### Exercise description
Each entry should be quoted word for word, including every mark of punctuation.

### Data provided
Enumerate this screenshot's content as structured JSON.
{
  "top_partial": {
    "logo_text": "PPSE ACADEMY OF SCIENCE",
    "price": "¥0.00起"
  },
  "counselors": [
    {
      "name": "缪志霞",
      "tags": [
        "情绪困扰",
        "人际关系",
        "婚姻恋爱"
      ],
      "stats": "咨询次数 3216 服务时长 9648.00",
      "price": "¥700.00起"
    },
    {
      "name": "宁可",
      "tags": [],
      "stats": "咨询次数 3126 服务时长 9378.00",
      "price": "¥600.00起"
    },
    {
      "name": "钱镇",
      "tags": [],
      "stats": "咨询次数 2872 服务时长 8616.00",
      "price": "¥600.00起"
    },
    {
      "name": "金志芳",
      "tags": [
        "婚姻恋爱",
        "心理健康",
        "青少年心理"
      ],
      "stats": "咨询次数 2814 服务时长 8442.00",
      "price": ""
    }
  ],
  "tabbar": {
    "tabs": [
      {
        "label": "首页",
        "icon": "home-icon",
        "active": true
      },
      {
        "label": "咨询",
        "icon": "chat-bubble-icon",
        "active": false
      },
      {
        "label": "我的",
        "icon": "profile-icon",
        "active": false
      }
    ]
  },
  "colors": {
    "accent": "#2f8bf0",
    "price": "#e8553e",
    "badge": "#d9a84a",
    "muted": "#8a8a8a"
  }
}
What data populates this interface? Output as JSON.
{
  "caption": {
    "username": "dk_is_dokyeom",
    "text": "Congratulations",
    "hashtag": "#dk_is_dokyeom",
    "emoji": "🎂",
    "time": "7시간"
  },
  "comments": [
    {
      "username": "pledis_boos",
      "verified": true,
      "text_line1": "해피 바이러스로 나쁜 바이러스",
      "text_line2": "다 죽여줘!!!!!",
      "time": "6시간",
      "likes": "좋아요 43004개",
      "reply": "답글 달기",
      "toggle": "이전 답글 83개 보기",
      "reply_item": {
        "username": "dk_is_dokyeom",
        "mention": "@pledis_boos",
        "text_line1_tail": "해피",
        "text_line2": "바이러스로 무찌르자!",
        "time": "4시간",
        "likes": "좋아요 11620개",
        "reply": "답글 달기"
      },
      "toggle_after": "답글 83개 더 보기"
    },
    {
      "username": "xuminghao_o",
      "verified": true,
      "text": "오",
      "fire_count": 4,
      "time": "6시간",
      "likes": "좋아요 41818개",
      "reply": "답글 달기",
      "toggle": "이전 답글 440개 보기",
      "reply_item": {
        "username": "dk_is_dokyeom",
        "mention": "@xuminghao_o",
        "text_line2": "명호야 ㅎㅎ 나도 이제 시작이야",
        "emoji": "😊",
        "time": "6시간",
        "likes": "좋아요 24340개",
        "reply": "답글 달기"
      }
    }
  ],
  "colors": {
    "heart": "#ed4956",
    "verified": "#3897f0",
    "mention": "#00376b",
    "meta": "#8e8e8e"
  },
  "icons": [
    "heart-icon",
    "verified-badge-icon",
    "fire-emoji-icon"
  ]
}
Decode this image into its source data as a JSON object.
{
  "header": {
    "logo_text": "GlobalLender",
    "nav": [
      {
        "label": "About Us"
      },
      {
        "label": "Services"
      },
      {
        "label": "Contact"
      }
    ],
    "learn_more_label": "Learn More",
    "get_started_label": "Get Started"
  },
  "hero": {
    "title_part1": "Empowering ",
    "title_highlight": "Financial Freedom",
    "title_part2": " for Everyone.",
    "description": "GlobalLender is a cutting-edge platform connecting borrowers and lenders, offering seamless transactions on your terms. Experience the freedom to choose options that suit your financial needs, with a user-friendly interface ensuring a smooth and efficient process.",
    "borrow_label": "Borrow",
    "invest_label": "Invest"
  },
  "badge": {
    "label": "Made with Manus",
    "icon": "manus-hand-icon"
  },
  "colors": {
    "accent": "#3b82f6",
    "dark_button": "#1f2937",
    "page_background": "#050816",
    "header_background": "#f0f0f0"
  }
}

### Completed exercise
Enumerate this screenshot's content as structured JSON.
{
  "top_partial": {
    "logo_text": "PPSE ACADEMY OF SCIENCE",
    "price": "¥0.00起"
  },
  "counselors": [
    {
      "name": "缪志霞",
      "tags": [
        "情绪困扰",
        "人际关系",
        "婚姻恋爱"
      ],
      "stats": "咨询次数 3216 服务时长 9648.00",
      "price": "¥700.00起"
    },
    {
      "name": "宁可",
      "tags": [],
      "stats": "咨询次数 3126 服务时长 9378.00",
      "price": "¥600.00起"
    },
    {
      "name": "钱镇",
      "tags": [],
      "stats": "咨询次数 2872 服务时长 8616.00",
      "price": "¥600.00起"
    },
    {
      "name": "金志芳",
      "tags": [
        "婚姻恋爱",
        "心理健康",
        "青少年心理"
      ],
      "stats": "咨询次数 2814 服务时长 8442.00",
      "price": ""
    }
  ],
  "tabbar": {
    "tabs": [
      {
        "label": "首页",
        "icon": "home-icon",
        "active": true
      },
      {
        "label": "咨询",
        "icon": "chat-bubble-icon",
        "active": false
      },
      {
        "label": "我的",
        "icon": "profile-icon",
        "active": false
      }
    ]
  },
  "colors": {
    "accent": "#2f8bf0",
    "price": "#e8553e",
    "badge": "#d9a84a",
    "muted": "#8a8a8a"
  }
}
What data populates this interface? Output as JSON.
{
  "caption": {
    "username": "dk_is_dokyeom",
    "text": "Congratulations",
    "hashtag": "#dk_is_dokyeom",
    "emoji": "🎂",
    "time": "7시간"
  },
  "comments": [
    {
      "username": "pledis_boos",
      "verified": true,
      "text_line1": "해피 바이러스로 나쁜 바이러스",
      "text_line2": "다 죽여줘!!!!!",
      "time": "6시간",
      "likes": "좋아요 43004개",
      "reply": "답글 달기",
      "toggle": "이전 답글 83개 보기",
      "reply_item": {
        "username": "dk_is_dokyeom",
        "mention": "@pledis_boos",
        "text_line1_tail": "해피",
        "text_line2": "바이러스로 무찌르자!",
        "time": "4시간",
        "likes": "좋아요 11620개",
        "reply": "답글 달기"
      },
      "toggle_after": "답글 83개 더 보기"
    },
    {
      "username": "xuminghao_o",
      "verified": true,
      "text": "오",
      "fire_count": 4,
      "time": "6시간",
      "likes": "좋아요 41818개",
      "reply": "답글 달기",
      "toggle": "이전 답글 440개 보기",
      "reply_item": {
        "username": "dk_is_dokyeom",
        "mention": "@xuminghao_o",
        "text_line2": "명호야 ㅎㅎ 나도 이제 시작이야",
        "emoji": "😊",
        "time": "6시간",
        "likes": "좋아요 24340개",
        "reply": "답글 달기"
      }
    }
  ],
  "colors": {
    "heart": "#ed4956",
    "verified": "#3897f0",
    "mention": "#00376b",
    "meta": "#8e8e8e"
  },
  "icons": [
    "heart-icon",
    "verified-badge-icon",
    "fire-emoji-icon"
  ]
}
Decode this image into its source data as a JSON object.
{
  "header": {
    "logo_text": "GlobalLender",
    "nav": [
      {
        "label": "About Us"
      },
      {
        "label": "Services"
      },
      {
        "label": "Contact"
      }
    ],
    "learn_more_label": "Learn More",
    "get_started_label": "Get Started"
  },
  "hero": {
    "title_part1": "Empowering ",
    "title_highlight": "Financial Freedom",
    "title_part2": " for Everyone.",
    "description": "GlobalLender is a cutting-edge platform connecting borrowers and lenders, offering seamless transactions on your terms. Experience the freedom to choose options that suit your financial needs, with a user-friendly interface ensuring a smooth and efficient process.",
    "borrow_label": "Borrow",
    "invest_label": "Invest"
  },
  "badge": {
    "label": "Made with Manus",
    "icon": "manus-hand-icon"
  },
  "colors": {
    "accent": "#3b82f6",
    "dark_button": "#1f2937",
    "page_background": "#050816",
    "header_background": "#f0f0f0"
  }
}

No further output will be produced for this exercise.